### WRITTEN TASK
Can you transcribe every record below exactly as it appears?

Data items
--------------------------------

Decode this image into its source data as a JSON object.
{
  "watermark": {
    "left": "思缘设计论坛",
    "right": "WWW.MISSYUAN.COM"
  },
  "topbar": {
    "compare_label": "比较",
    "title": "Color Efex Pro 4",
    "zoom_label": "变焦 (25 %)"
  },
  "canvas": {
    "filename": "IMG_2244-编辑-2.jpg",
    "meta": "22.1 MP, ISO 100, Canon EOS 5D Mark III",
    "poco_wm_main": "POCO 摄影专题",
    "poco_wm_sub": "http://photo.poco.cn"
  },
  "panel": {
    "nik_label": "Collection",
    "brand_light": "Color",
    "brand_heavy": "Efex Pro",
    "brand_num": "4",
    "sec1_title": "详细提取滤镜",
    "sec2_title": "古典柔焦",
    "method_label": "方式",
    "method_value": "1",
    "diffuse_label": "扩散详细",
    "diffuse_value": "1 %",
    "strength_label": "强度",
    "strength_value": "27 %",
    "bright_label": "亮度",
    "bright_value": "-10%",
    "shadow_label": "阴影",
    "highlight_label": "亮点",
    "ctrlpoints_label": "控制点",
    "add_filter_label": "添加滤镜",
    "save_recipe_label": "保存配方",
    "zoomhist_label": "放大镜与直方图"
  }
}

--------------------------------

### EXERCISE RESPONSE
Decode this image into its source data as a JSON object.
{
  "watermark": {
    "left": "思缘设计论坛",
    "right": "WWW.MISSYUAN.COM"
  },
  "topbar": {
    "compare_label": "比较",
    "title": "Color Efex Pro 4",
    "zoom_label": "变焦 (25 %)"
  },
  "canvas": {
    "filename": "IMG_2244-编辑-2.jpg",
    "meta": "22.1 MP, ISO 100, Canon EOS 5D Mark III",
    "poco_wm_main": "POCO 摄影专题",
    "poco_wm_sub": "http://photo.poco.cn"
  },
  "panel": {
    "nik_label": "Collection",
    "brand_light": "Color",
    "brand_heavy": "Efex Pro",
    "brand_num": "4",
    "sec1_title": "详细提取滤镜",
    "sec2_title": "古典柔焦",
    "method_label": "方式",
    "method_value": "1",
    "diffuse_label": "扩散详细",
    "diffuse_value": "1 %",
    "strength_label": "强度",
    "strength_value": "27 %",
    "bright_label": "亮度",
    "bright_value": "-10%",
    "shadow_label": "阴影",
    "highlight_label": "亮点",
    "ctrlpoints_label": "控制点",
    "add_filter_label": "添加滤镜",
    "save_recipe_label": "保存配方",
    "zoomhist_label": "放大镜与直方图"
  }
}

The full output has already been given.